ЗАДАНИЕ 1
Замените «asterisk-bullet-icon» на «bullet-icon» в строках листинга от его начала до строки с «list-item-text: Interrupciones [45,509,173,535]» включительно и выведите только эти строки, сохранив всё остальное без изменений.

ФРАГМЕНТ ТЕКСТА

━━━

В конце концов Византия пала, но гибель ее пришла с Запада, а не с Востока. Всегда существовало соперничество между Римом и Константинополем, и оно становилось все жестче, потому что папа, как епископ Рима, объявил себя главой всей церкви. Византия развила собственную форму христианства – православие. Западные крестоносцы – «латиняне», объединившиеся нормандцы и венецианцы напали на Византию в 1204 году и разрушили ее.
Это событие стало решающим. До того Византия опережала Запад в области технологий, и западноевропейцы прибыли в Константинополь как разинувшие рот провинциалы. Византийцы имели грозное оружие – «греческий огонь», представлявший собой метательную горючую смесь из нефти, которая поджигала корабли; с ней они отбили несколько осад. Но в 1204 году венецианцы, участвовавшие в том, что стало известно под именем Четвертого крестового похода, научились обрабатывать кожу химическими средствами, так что их корабли и осадные башни стали неуязвимыми для «греческого огня». Они перебрались через высочайшую стену, построенную императором Феодосием в V веке, и разграбили город. В великой церкви Христа Вседержителя, где были захоронены императоры Комнины (теперь это мечеть Зейрек), были ободраны все гробницы, и сегодня единственным остатком их великолепия является крохотный золотой штырек, расположенный слишком высоко в стене, чтобы его смогли вырвать.
Следующие два века Византия находилась под латинянами, и хотя она восстановилась, но оказалась сломлена. Реально ею управляли венецианцы и генуэзцы, боровшиеся друг с другом за торговлю на Черном море (турецкий берег его все еще усеян руинами их крепостей, а башня Галата, которая возвышается над стамбульским портом, была частью генуэзских фортификаций). Образовалось четырехугольное противостояние: византийцы, венецианцы, генуэзцы и турки.

━━━

ВЫДЕРЖКИ ИЗ ЛИСТИНГА
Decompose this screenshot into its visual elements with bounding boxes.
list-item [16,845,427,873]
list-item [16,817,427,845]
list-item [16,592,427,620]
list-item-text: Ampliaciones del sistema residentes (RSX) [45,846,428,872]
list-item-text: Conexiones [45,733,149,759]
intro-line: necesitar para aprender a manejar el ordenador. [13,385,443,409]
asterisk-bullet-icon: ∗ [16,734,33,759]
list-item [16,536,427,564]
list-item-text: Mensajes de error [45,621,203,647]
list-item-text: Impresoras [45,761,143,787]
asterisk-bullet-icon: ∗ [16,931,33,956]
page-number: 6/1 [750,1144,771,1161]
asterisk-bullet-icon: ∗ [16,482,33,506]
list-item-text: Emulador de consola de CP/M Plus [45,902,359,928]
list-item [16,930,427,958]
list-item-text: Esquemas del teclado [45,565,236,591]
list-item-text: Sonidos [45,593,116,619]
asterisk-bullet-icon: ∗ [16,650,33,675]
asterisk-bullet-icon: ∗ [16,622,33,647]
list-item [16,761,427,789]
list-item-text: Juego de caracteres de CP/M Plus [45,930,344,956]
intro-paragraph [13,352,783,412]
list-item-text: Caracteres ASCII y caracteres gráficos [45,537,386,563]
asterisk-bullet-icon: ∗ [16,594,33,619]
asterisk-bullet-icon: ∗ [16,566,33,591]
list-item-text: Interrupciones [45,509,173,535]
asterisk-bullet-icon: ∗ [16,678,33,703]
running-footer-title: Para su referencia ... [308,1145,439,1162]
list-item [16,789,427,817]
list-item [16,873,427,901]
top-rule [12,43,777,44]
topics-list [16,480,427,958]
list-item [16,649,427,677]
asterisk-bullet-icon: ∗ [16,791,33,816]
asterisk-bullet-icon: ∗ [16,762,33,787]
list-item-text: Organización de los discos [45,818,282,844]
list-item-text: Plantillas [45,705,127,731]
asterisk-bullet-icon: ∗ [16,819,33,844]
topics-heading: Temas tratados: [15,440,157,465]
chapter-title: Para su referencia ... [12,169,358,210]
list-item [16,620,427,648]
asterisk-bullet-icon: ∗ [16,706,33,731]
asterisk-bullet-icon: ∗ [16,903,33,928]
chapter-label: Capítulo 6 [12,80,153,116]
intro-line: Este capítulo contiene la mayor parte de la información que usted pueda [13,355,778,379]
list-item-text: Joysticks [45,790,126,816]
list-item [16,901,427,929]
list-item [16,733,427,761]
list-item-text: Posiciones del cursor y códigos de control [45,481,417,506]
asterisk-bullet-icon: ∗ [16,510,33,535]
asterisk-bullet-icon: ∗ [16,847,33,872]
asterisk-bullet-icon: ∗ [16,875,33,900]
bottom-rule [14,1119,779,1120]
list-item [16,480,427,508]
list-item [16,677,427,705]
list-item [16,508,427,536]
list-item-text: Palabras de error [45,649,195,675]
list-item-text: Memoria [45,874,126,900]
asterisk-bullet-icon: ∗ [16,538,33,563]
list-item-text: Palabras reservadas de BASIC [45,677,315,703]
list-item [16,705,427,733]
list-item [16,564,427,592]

━━━

ЗАДАНИЕ 2
Допишите продолжение текста о падении Византии, начиная сразу после его последнего предложения.

ОТВЕТ 1
Decompose this screenshot into its visual elements with bounding boxes.
list-item [16,845,427,873]
list-item [16,817,427,845]
list-item [16,592,427,620]
list-item-text: Ampliaciones del sistema residentes (RSX) [45,846,428,872]
list-item-text: Conexiones [45,733,149,759]
intro-line: necesitar para aprender a manejar el ordenador. [13,385,443,409]
bullet-icon: ∗ [16,734,33,759]
list-item [16,536,427,564]
list-item-text: Mensajes de error [45,621,203,647]
list-item-text: Impresoras [45,761,143,787]
bullet-icon: ∗ [16,931,33,956]
page-number: 6/1 [750,1144,771,1161]
bullet-icon: ∗ [16,482,33,506]
list-item-text: Emulador de consola de CP/M Plus [45,902,359,928]
list-item [16,930,427,958]
list-item-text: Esquemas del teclado [45,565,236,591]
list-item-text: Sonidos [45,593,116,619]
bullet-icon: ∗ [16,650,33,675]
bullet-icon: ∗ [16,622,33,647]
list-item [16,761,427,789]
list-item-text: Juego de caracteres de CP/M Plus [45,930,344,956]
intro-paragraph [13,352,783,412]
list-item-text: Caracteres ASCII y caracteres gráficos [45,537,386,563]
bullet-icon: ∗ [16,594,33,619]
bullet-icon: ∗ [16,566,33,591]
list-item-text: Interrupciones [45,509,173,535]

ОТВЕТ 2
Подъем турок-сельджуков закончился в начале XIII века с монгольским вторжением. Монголы тоже были в некотором роде тюрками, а Чингисхан оказался гениальным завоевателем. Никто не мог победить их кавалерию, вооруженную луками, а сами монголы оказались весьма способны к обучению. Умело используя иностранцев и их знания в области военной техники, они осаждали и разрушали город за городом. Если противник сдавался, монголы оставляли его более или менее в покое, но если он сопротивлялся, то с ним поступали жестоко. Символом монгольского правления стала пирамида из черепов, османская версия которой представлена в Нише, Сербия. Россия, Персия и государство турок-сельджуков были покорены, а через Афганистан монголы вторглись даже в Северную Индию, хотя династия Моголов возникла там значительно позднее.
В конце концов монголы остановились в Сирии и Германии, и это произошло по очень простой причине – здесь недоставало травы для лошадей, от которых зависела кавалерия их империи. Через поколение или два империей монголов уже управляли более искушенные нации, а монголы и тюрки лишь поставляли аристократию для нее. Это коснулось даже Египта, правда в несколько ином виде: мамелюки, которые правили там, произошли от тюркских наемников с Кавказа, и само это слово означало «раб».
В XIII веке монголы раздавили Персию, и далее отправились крушить сельджуков в Анатолии. В итоге государство сельджуков распалось на различные эмираты, большие и маленькие. В северо-западной Анатолии, на самой византийской границе, расположился маленький, со столицей в неприметном месте, эмират с названием Сёгут. Его история, как и история всех прочих ранних турецких государств, туманна. Датой основания Сёгута обычно считается 1300 год, но многое из того, что произошло в начальный период, более похоже на легенды. Основателем этого центра Османского государства называется Осман (ок. 1258–1324). Его отец, Эртогрул, как утверждается, пришел с востока, но записи не рассказывают историю этого рода правителей: они были кочевниками, и ранняя археология (могилы и свалки) не обнаруживает ничего.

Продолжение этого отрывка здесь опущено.